[Data listing]
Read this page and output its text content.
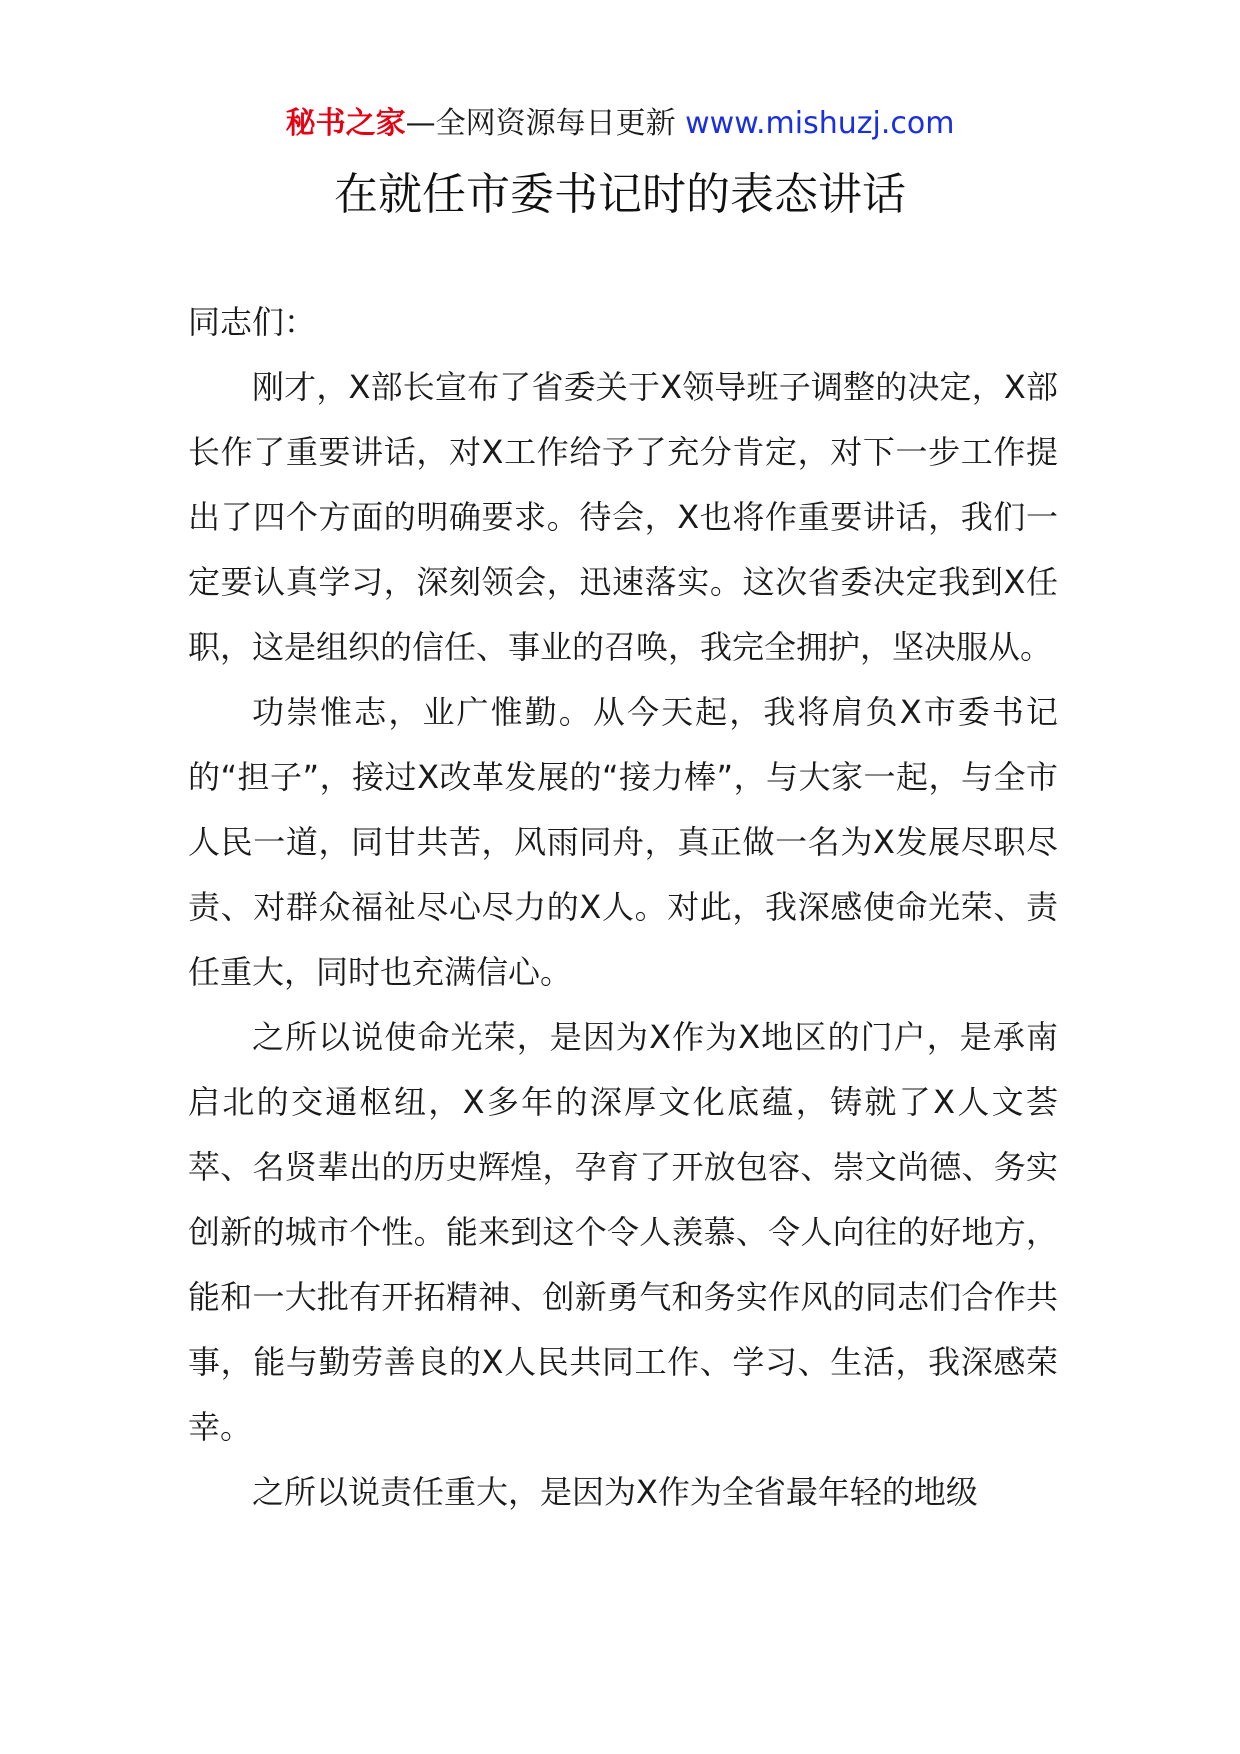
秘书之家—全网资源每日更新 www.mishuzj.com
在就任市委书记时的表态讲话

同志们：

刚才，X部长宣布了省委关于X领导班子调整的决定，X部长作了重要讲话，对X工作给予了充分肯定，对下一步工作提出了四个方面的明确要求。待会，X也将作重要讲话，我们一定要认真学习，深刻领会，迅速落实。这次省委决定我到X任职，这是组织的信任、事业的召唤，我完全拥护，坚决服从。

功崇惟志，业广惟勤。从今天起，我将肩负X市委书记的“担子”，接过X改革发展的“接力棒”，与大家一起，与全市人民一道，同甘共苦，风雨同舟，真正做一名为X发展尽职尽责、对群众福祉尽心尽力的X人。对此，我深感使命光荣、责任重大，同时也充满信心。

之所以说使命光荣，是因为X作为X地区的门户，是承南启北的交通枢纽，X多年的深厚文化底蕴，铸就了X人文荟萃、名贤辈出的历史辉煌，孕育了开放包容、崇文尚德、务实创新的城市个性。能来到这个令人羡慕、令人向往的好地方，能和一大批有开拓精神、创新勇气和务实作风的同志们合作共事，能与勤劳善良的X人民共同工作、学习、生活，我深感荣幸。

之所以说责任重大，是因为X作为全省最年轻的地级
==
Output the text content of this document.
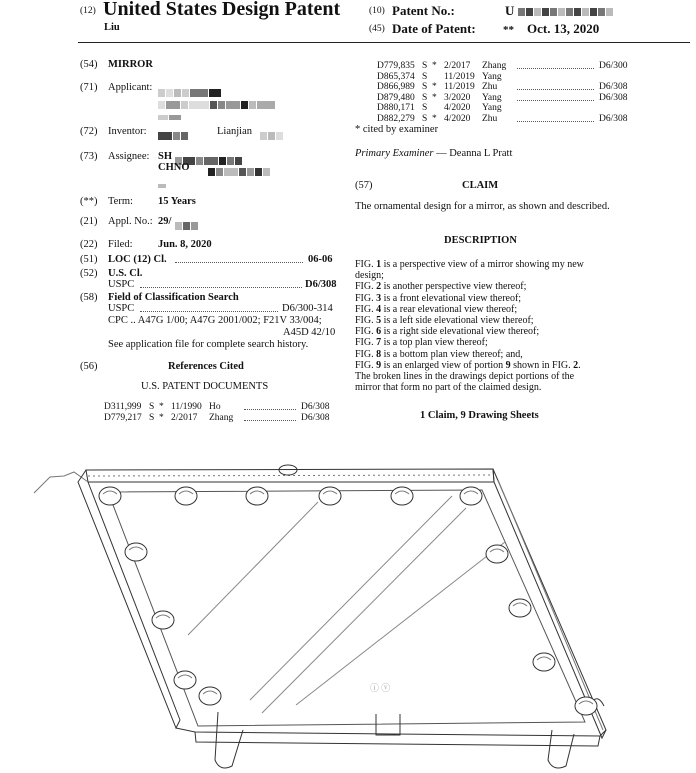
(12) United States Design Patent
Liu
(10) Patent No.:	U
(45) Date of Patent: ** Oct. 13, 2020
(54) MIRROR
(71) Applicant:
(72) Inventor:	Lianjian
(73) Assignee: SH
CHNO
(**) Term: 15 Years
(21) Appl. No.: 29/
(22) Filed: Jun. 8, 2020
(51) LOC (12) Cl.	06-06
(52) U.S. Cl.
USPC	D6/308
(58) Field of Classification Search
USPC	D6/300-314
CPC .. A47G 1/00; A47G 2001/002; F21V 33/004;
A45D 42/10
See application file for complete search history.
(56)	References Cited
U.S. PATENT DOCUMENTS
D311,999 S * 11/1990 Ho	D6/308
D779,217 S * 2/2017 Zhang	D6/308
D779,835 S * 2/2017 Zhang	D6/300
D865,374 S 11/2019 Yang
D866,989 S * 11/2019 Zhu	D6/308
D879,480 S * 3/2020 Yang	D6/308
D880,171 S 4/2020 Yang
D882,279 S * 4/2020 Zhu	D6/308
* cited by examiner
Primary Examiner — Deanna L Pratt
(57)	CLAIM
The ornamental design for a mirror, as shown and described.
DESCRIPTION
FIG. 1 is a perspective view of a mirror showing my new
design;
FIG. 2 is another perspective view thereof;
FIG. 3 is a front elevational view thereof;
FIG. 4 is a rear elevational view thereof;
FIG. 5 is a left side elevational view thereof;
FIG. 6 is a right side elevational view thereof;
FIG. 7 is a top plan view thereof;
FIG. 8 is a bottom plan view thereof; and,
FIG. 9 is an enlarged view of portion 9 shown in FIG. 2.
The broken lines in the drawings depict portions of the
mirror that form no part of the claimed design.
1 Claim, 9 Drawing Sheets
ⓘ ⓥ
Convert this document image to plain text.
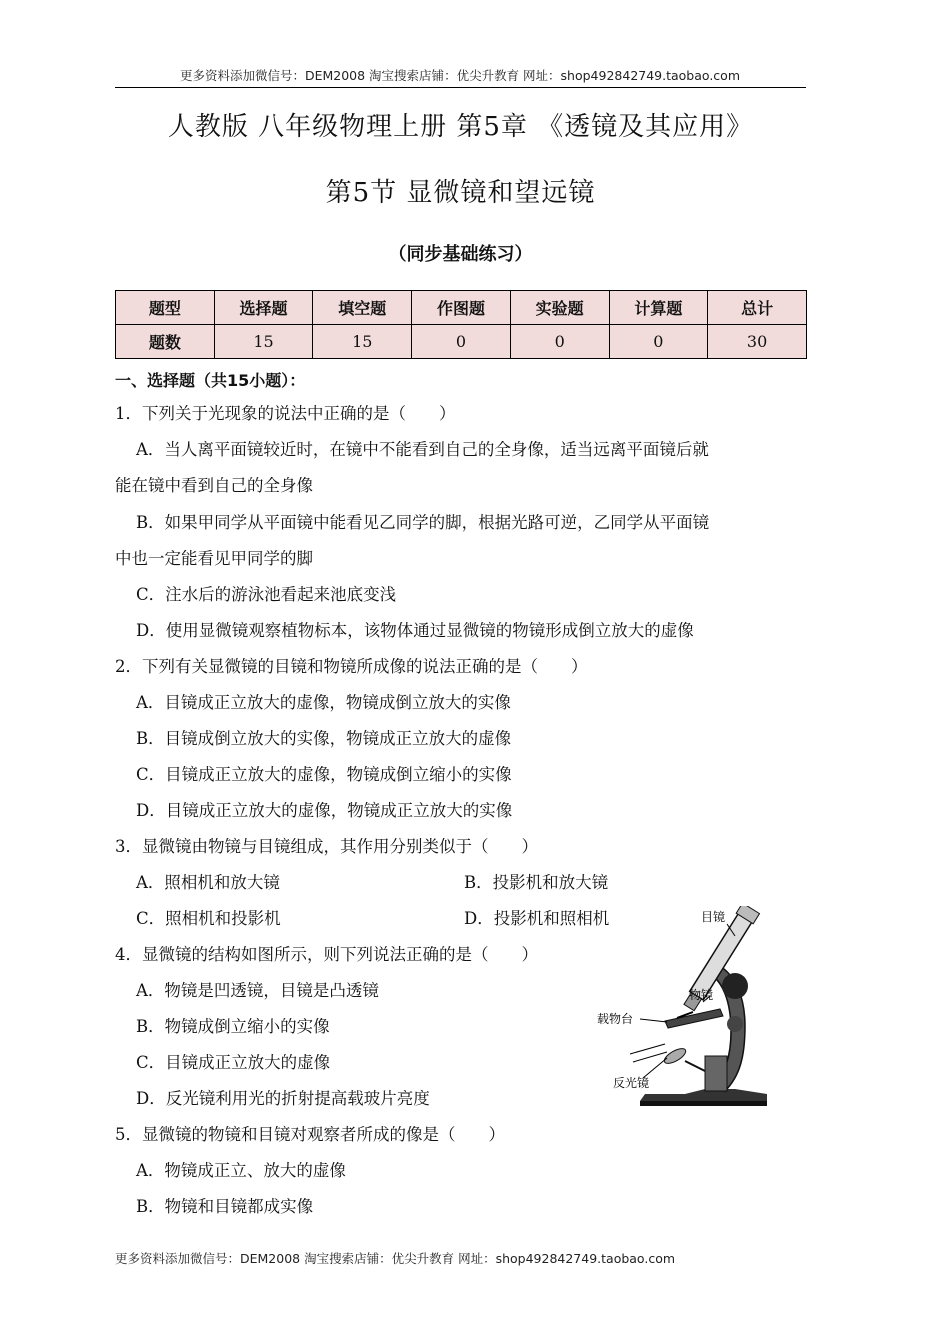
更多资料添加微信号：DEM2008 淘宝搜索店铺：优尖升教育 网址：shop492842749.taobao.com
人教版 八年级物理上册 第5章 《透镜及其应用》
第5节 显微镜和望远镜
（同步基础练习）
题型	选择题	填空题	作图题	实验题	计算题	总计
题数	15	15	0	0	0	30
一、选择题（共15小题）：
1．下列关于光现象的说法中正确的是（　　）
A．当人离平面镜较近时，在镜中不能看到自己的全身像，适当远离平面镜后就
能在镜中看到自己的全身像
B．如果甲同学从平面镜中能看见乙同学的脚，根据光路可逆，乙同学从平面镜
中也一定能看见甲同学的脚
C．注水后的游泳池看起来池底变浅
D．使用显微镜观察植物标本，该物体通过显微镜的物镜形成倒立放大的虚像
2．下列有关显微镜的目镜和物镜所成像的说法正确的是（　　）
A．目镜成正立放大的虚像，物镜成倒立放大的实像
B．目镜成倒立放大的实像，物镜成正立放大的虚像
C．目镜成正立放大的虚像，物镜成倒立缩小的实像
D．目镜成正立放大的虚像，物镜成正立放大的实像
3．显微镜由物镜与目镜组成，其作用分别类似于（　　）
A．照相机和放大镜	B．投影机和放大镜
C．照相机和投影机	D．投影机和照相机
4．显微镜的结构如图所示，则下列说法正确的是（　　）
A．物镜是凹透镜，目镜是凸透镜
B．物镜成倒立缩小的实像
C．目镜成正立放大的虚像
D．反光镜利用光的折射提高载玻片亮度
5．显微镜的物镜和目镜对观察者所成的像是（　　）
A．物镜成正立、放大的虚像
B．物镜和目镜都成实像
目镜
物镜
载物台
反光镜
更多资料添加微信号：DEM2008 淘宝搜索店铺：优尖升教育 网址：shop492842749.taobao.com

### What you have to do:
Among the lines above, count those containing the word "view" and give nothing but the result.

### Solved exercise:
9